▶ **TASK INSTRUCTIONS**
Copy every entry below exactly, and keep out the pictures.

--- --- ---

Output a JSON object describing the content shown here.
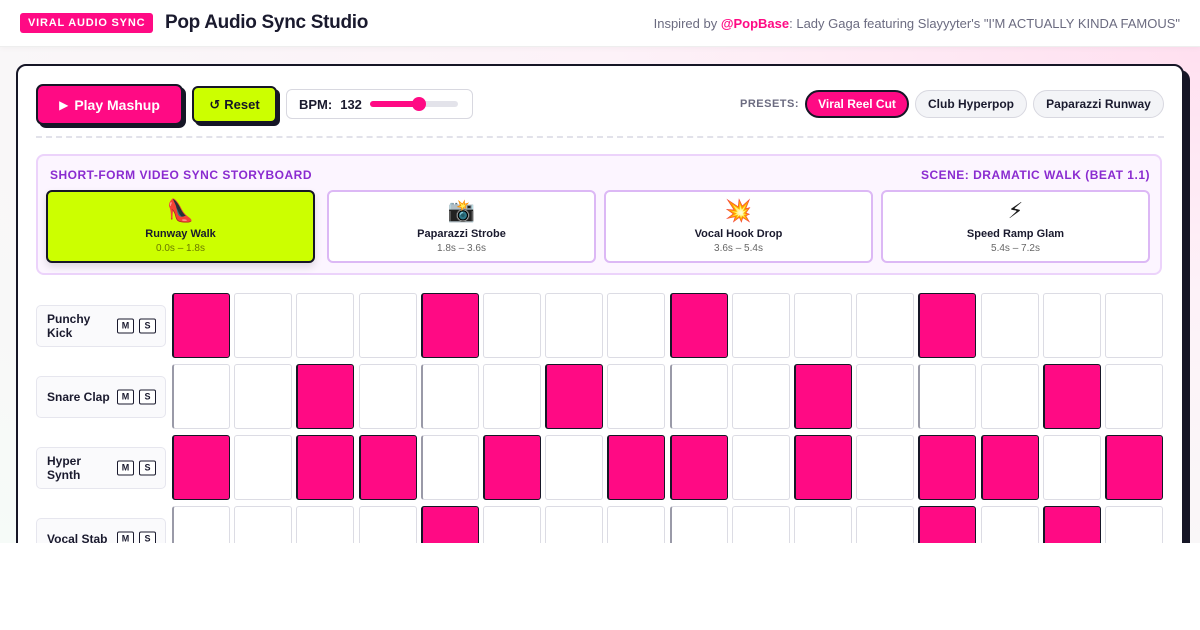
{
  "header": {
    "badge": "VIRAL AUDIO SYNC",
    "title": "Pop Audio Sync Studio",
    "credit_prefix": "Inspired by ",
    "credit_handle": "@PopBase",
    "credit_suffix": ": Lady Gaga featuring Slayyyter's \"I'M ACTUALLY KINDA FAMOUS\""
  },
  "controls": {
    "play_label": "Play Mashup",
    "play_icon": "▶",
    "reset_label": "Reset",
    "reset_icon": "↺",
    "bpm_label": "BPM:",
    "bpm_value": "132",
    "bpm_slider_fraction": 0.55
  },
  "presets": {
    "label": "PRESETS:",
    "items": [
      {
        "label": "Viral Reel Cut",
        "active": true
      },
      {
        "label": "Club Hyperpop",
        "active": false
      },
      {
        "label": "Paparazzi Runway",
        "active": false
      }
    ]
  },
  "storyboard": {
    "title": "SHORT-FORM VIDEO SYNC STORYBOARD",
    "scene_status": "SCENE: DRAMATIC WALK (BEAT 1.1)",
    "scenes": [
      {
        "icon": "👠",
        "name": "Runway Walk",
        "time": "0.0s – 1.8s",
        "active": true
      },
      {
        "icon": "📸",
        "name": "Paparazzi Strobe",
        "time": "1.8s – 3.6s",
        "active": false
      },
      {
        "icon": "💥",
        "name": "Vocal Hook Drop",
        "time": "3.6s – 5.4s",
        "active": false
      },
      {
        "icon": "⚡",
        "name": "Speed Ramp Glam",
        "time": "5.4s – 7.2s",
        "active": false
      }
    ]
  },
  "tracks": [
    {
      "name": "Punchy Kick",
      "mute": "M",
      "solo": "S",
      "steps": [
        1,
        0,
        0,
        0,
        1,
        0,
        0,
        0,
        1,
        0,
        0,
        0,
        1,
        0,
        0,
        0
      ]
    },
    {
      "name": "Snare Clap",
      "mute": "M",
      "solo": "S",
      "steps": [
        0,
        0,
        1,
        0,
        0,
        0,
        1,
        0,
        0,
        0,
        1,
        0,
        0,
        0,
        1,
        0
      ]
    },
    {
      "name": "Hyper Synth",
      "mute": "M",
      "solo": "S",
      "steps": [
        1,
        0,
        1,
        1,
        0,
        1,
        0,
        1,
        1,
        0,
        1,
        0,
        1,
        1,
        0,
        1
      ]
    },
    {
      "name": "Vocal Stab",
      "mute": "M",
      "solo": "S",
      "steps": [
        0,
        0,
        0,
        0,
        1,
        0,
        0,
        0,
        0,
        0,
        0,
        0,
        1,
        0,
        1,
        0
      ]
    }
  ]
}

--- --- ---

▶ **REPLY**
Output a JSON object describing the content shown here.
{
  "header": {
    "badge": "VIRAL AUDIO SYNC",
    "title": "Pop Audio Sync Studio",
    "credit_prefix": "Inspired by ",
    "credit_handle": "@PopBase",
    "credit_suffix": ": Lady Gaga featuring Slayyyter's \"I'M ACTUALLY KINDA FAMOUS\""
  },
  "controls": {
    "play_label": "Play Mashup",
    "play_icon": "▶",
    "reset_label": "Reset",
    "reset_icon": "↺",
    "bpm_label": "BPM:",
    "bpm_value": "132",
    "bpm_slider_fraction": 0.55
  },
  "presets": {
    "label": "PRESETS:",
    "items": [
      {
        "label": "Viral Reel Cut",
        "active": true
      },
      {
        "label": "Club Hyperpop",
        "active": false
      },
      {
        "label": "Paparazzi Runway",
        "active": false
      }
    ]
  },
  "storyboard": {
    "title": "SHORT-FORM VIDEO SYNC STORYBOARD",
    "scene_status": "SCENE: DRAMATIC WALK (BEAT 1.1)",
    "scenes": [
      {
        "icon": "👠",
        "name": "Runway Walk",
        "time": "0.0s – 1.8s",
        "active": true
      },
      {
        "icon": "📸",
        "name": "Paparazzi Strobe",
        "time": "1.8s – 3.6s",
        "active": false
      },
      {
        "icon": "💥",
        "name": "Vocal Hook Drop",
        "time": "3.6s – 5.4s",
        "active": false
      },
      {
        "icon": "⚡",
        "name": "Speed Ramp Glam",
        "time": "5.4s – 7.2s",
        "active": false
      }
    ]
  },
  "tracks": [
    {
      "name": "Punchy Kick",
      "mute": "M",
      "solo": "S",
      "steps": [
        1,
        0,
        0,
        0,
        1,
        0,
        0,
        0,
        1,
        0,
        0,
        0,
        1,
        0,
        0,
        0
      ]
    },
    {
      "name": "Snare Clap",
      "mute": "M",
      "solo": "S",
      "steps": [
        0,
        0,
        1,
        0,
        0,
        0,
        1,
        0,
        0,
        0,
        1,
        0,
        0,
        0,
        1,
        0
      ]
    },
    {
      "name": "Hyper Synth",
      "mute": "M",
      "solo": "S",
      "steps": [
        1,
        0,
        1,
        1,
        0,
        1,
        0,
        1,
        1,
        0,
        1,
        0,
        1,
        1,
        0,
        1
      ]
    },
    {
      "name": "Vocal Stab",
      "mute": "M",
      "solo": "S",
      "steps": [
        0,
        0,
        0,
        0,
        1,
        0,
        0,
        0,
        0,
        0,
        0,
        0,
        1,
        0,
        1,
        0
      ]
    }
  ]
}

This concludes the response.